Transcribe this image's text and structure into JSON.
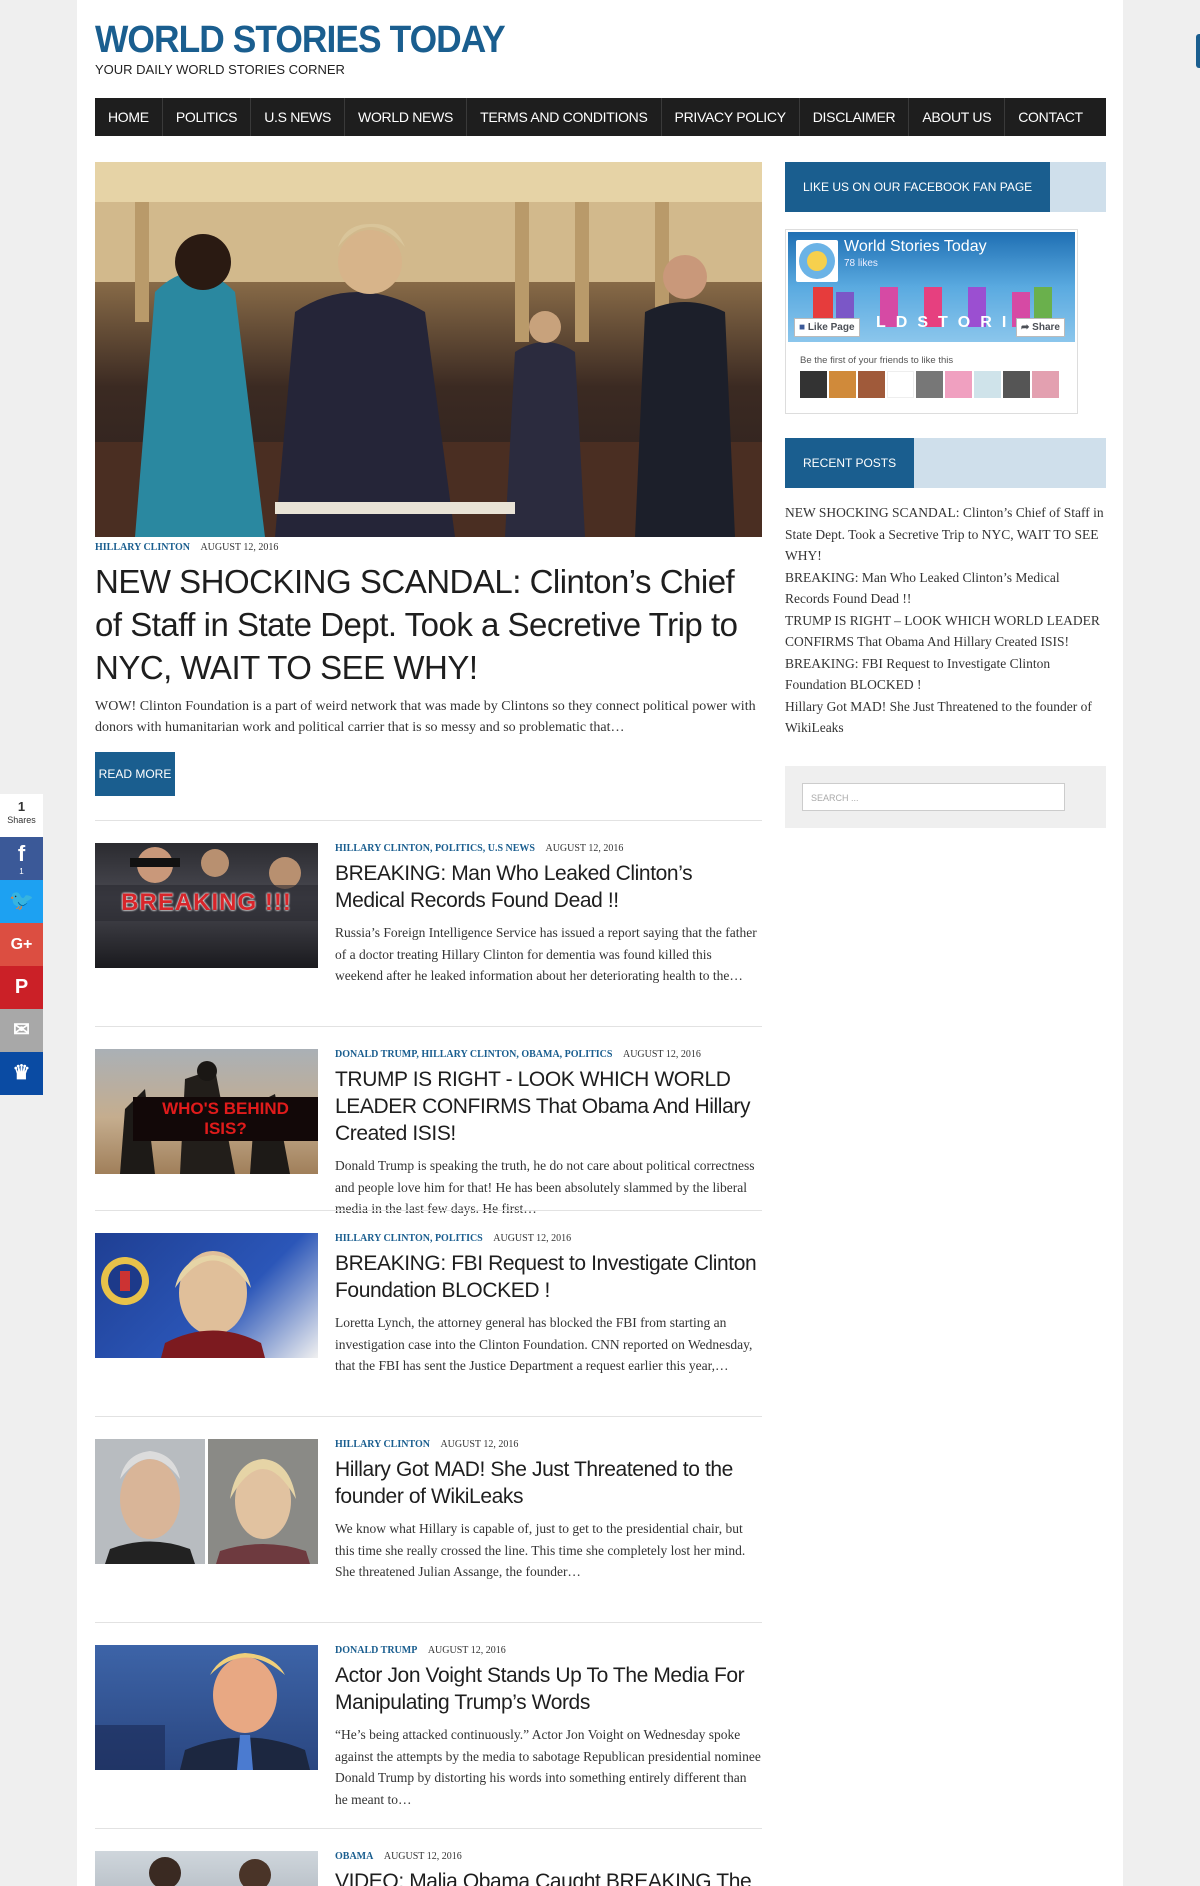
{
  "site": {
    "title": "WORLD STORIES TODAY",
    "tagline": "YOUR DAILY WORLD STORIES CORNER"
  },
  "nav": [
    "HOME",
    "POLITICS",
    "U.S NEWS",
    "WORLD NEWS",
    "TERMS AND CONDITIONS",
    "PRIVACY POLICY",
    "DISCLAIMER",
    "ABOUT US",
    "CONTACT"
  ],
  "featured": {
    "category": "HILLARY CLINTON",
    "date": "AUGUST 12, 2016",
    "title": "NEW SHOCKING SCANDAL: Clinton’s Chief of Staff in State Dept. Took a Secretive Trip to NYC, WAIT TO SEE WHY!",
    "excerpt": "WOW! Clinton Foundation is a part of weird network that was made by Clintons so they connect political power with donors with humanitarian work and political carrier that is so messy and so problematic that…",
    "read_more": "READ MORE"
  },
  "posts": [
    {
      "categories": "HILLARY CLINTON, POLITICS, U.S NEWS",
      "date": "AUGUST 12, 2016",
      "title": "BREAKING: Man Who Leaked Clinton’s Medical Records Found Dead !!",
      "excerpt": "Russia’s Foreign Intelligence Service has issued a report saying that the father of a doctor treating Hillary Clinton for dementia was found killed this weekend after he leaked information about her deteriorating health to the…",
      "thumb_text": "BREAKING !!!"
    },
    {
      "categories": "DONALD TRUMP, HILLARY CLINTON, OBAMA, POLITICS",
      "date": "AUGUST 12, 2016",
      "title": "TRUMP IS RIGHT - LOOK WHICH WORLD LEADER CONFIRMS That Obama And Hillary Created ISIS!",
      "excerpt": "Donald Trump is speaking the truth, he do not care about political correctness and people love him for that! He has been absolutely slammed by the liberal media in the last few days. He first…",
      "thumb_text": "WHO'S BEHIND ISIS?"
    },
    {
      "categories": "HILLARY CLINTON, POLITICS",
      "date": "AUGUST 12, 2016",
      "title": "BREAKING: FBI Request to Investigate Clinton Foundation BLOCKED !",
      "excerpt": "Loretta Lynch, the attorney general has blocked the FBI from starting an investigation case into the Clinton Foundation.  CNN reported on Wednesday, that the FBI has sent the Justice Department a request earlier this year,…",
      "thumb_text": ""
    },
    {
      "categories": "HILLARY CLINTON",
      "date": "AUGUST 12, 2016",
      "title": "Hillary Got MAD! She Just Threatened to the founder of WikiLeaks",
      "excerpt": "We know what Hillary is capable of, just to get to the presidential chair, but this time she really crossed the line. This time she completely lost her mind. She threatened Julian Assange, the founder…",
      "thumb_text": ""
    },
    {
      "categories": "DONALD TRUMP",
      "date": "AUGUST 12, 2016",
      "title": "Actor Jon Voight Stands Up To The Media For Manipulating Trump’s Words",
      "excerpt": "“He’s being attacked continuously.” Actor Jon Voight on  Wednesday spoke against the attempts by the media to sabotage Republican presidential nominee Donald Trump by distorting his words into something entirely different than he meant to…",
      "thumb_text": ""
    },
    {
      "categories": "OBAMA",
      "date": "AUGUST 12, 2016",
      "title": "VIDEO: Malia Obama Caught BREAKING The Law",
      "excerpt": "",
      "thumb_text": ""
    }
  ],
  "sidebar": {
    "facebook_heading": "LIKE US ON OUR FACEBOOK FAN PAGE",
    "fb_page_name": "World Stories Today",
    "fb_likes": "78 likes",
    "fb_like_button": "Like Page",
    "fb_share_button": "Share",
    "fb_friends_text": "Be the first of your friends to like this",
    "fb_cover_letters": [
      "L",
      "D",
      "S",
      "T",
      "O",
      "R",
      "I"
    ],
    "recent_heading": "RECENT POSTS",
    "recent_posts": [
      "NEW SHOCKING SCANDAL: Clinton’s Chief of Staff in State Dept. Took a Secretive Trip to NYC, WAIT TO SEE WHY!",
      "BREAKING: Man Who Leaked Clinton’s Medical Records Found Dead !!",
      "TRUMP IS RIGHT – LOOK WHICH WORLD LEADER CONFIRMS That Obama And Hillary Created ISIS!",
      "BREAKING: FBI Request to Investigate Clinton Foundation BLOCKED !",
      "Hillary Got MAD! She Just Threatened to the founder of WikiLeaks"
    ],
    "search_placeholder": "SEARCH ..."
  },
  "share_bar": {
    "count": "1",
    "count_label": "Shares",
    "buttons": [
      {
        "name": "facebook",
        "glyph": "f",
        "color": "#3b5998",
        "count": "1"
      },
      {
        "name": "twitter",
        "glyph": "🐦",
        "color": "#1da1f2",
        "count": ""
      },
      {
        "name": "google-plus",
        "glyph": "G+",
        "color": "#dc4e41",
        "count": ""
      },
      {
        "name": "pinterest",
        "glyph": "P",
        "color": "#cb2027",
        "count": ""
      },
      {
        "name": "email",
        "glyph": "✉",
        "color": "#a8a8a8",
        "count": ""
      },
      {
        "name": "sumome",
        "glyph": "♛",
        "color": "#0a4ba3",
        "count": ""
      }
    ]
  },
  "colors": {
    "brand": "#1a5e8f",
    "nav_bg": "#1e1e1e",
    "widget_head_bg": "#cfdfeb"
  }
}
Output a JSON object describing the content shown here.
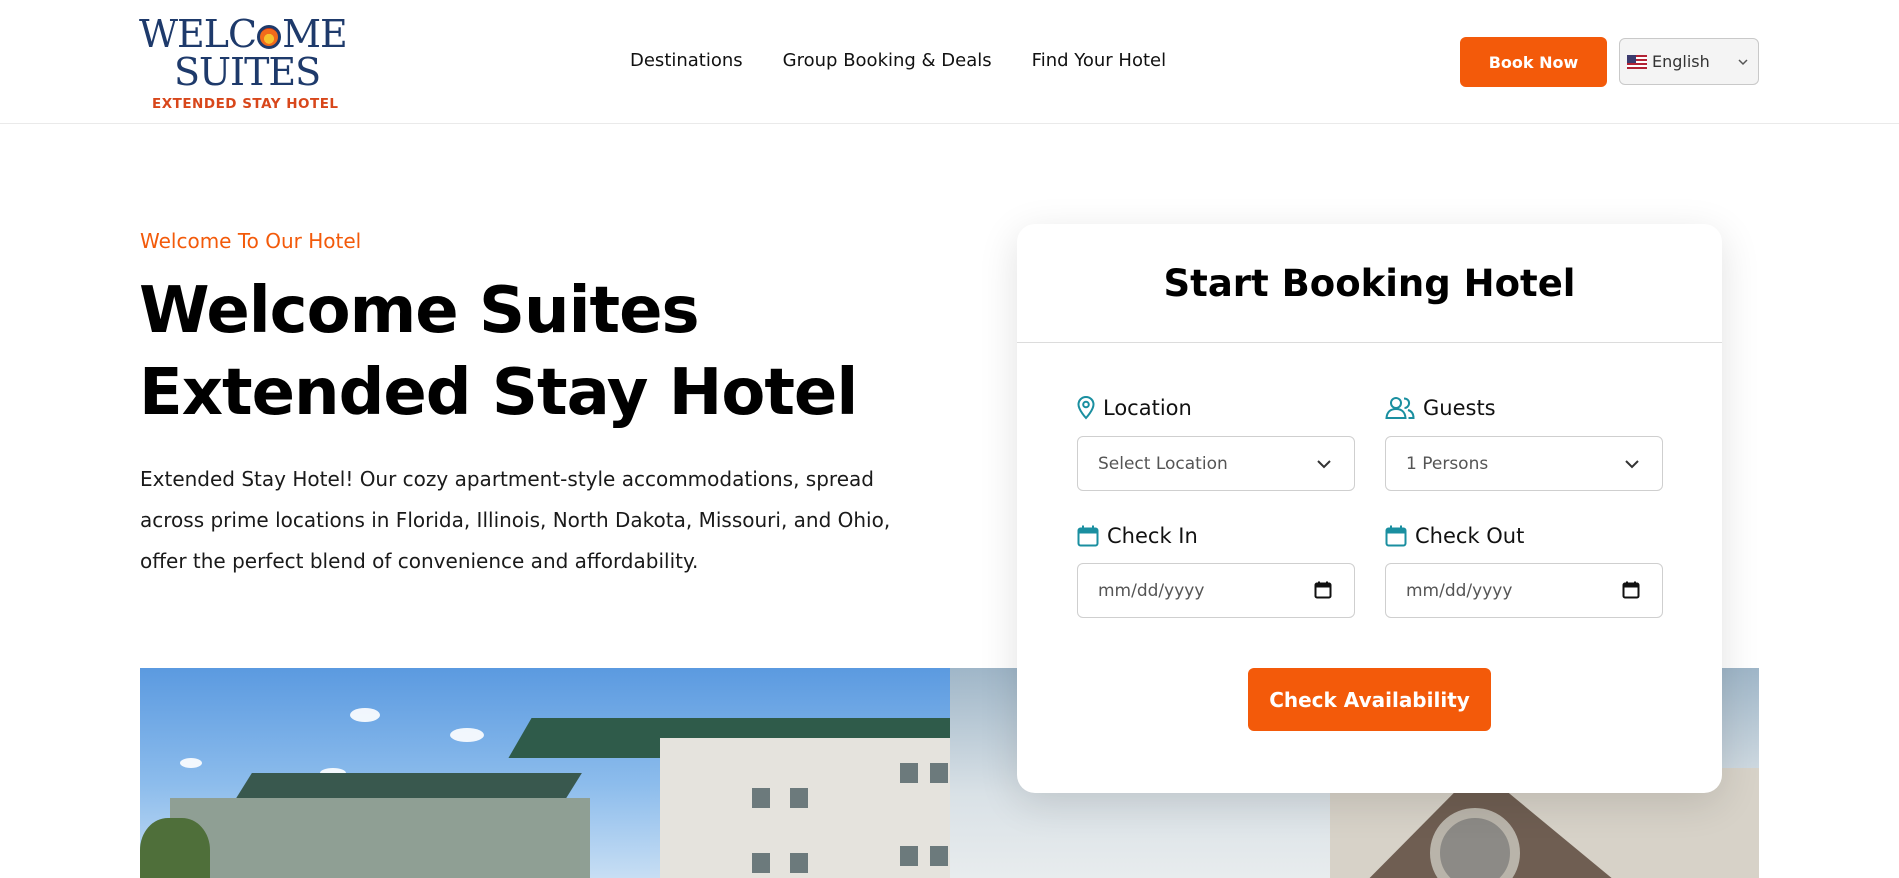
{
  "header": {
    "logo": {
      "line1": "WELCOME",
      "line2": "SUITES",
      "sub": "EXTENDED STAY HOTEL"
    },
    "nav": [
      "Destinations",
      "Group Booking & Deals",
      "Find Your Hotel"
    ],
    "book_now": "Book Now",
    "language": {
      "selected": "English",
      "flag_icon": "us-flag-icon"
    }
  },
  "hero": {
    "eyebrow": "Welcome To Our Hotel",
    "title_line1": "Welcome Suites",
    "title_line2": "Extended Stay Hotel",
    "description": "Extended Stay Hotel! Our cozy apartment-style accommodations, spread across prime locations in Florida, Illinois, North Dakota, Missouri, and Ohio, offer the perfect blend of convenience and affordability."
  },
  "booking": {
    "title": "Start Booking Hotel",
    "location": {
      "label": "Location",
      "placeholder": "Select Location",
      "icon": "map-pin-icon"
    },
    "guests": {
      "label": "Guests",
      "value": "1 Persons",
      "icon": "users-icon"
    },
    "check_in": {
      "label": "Check In",
      "placeholder": "mm/dd/yyyy",
      "icon": "calendar-icon"
    },
    "check_out": {
      "label": "Check Out",
      "placeholder": "mm/dd/yyyy",
      "icon": "calendar-icon"
    },
    "submit": "Check Availability"
  },
  "colors": {
    "accent": "#f35a0a",
    "icon_teal": "#1a8fa0",
    "logo_navy": "#1e3a6b"
  }
}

[Given exercise] Copy out each line of the records where the string "excerpt" appears.

[Exercise answer]
    "excerpt": "WOW! Clinton Foundation is a part of weird network that was made by Clintons so they connect political power with donors with humanitarian work and political carrier that is so messy and so problematic that…",
      "excerpt": "Russia’s Foreign Intelligence Service has issued a report saying that the father of a doctor treating Hillary Clinton for dementia was found killed this weekend after he leaked information about her deteriorating health to the…",
      "excerpt": "Donald Trump is speaking the truth, he do not care about political correctness and people love him for that! He has been absolutely slammed by the liberal media in the last few days. He first…",
      "excerpt": "Loretta Lynch, the attorney general has blocked the FBI from starting an investigation case into the Clinton Foundation.  CNN reported on Wednesday, that the FBI has sent the Justice Department a request earlier this year,…",
      "excerpt": "We know what Hillary is capable of, just to get to the presidential chair, but this time she really crossed the line. This time she completely lost her mind. She threatened Julian Assange, the founder…",
      "excerpt": "“He’s being attacked continuously.” Actor Jon Voight on  Wednesday spoke against the attempts by the media to sabotage Republican presidential nominee Donald Trump by distorting his words into something entirely different than he meant to…",
      "excerpt": "",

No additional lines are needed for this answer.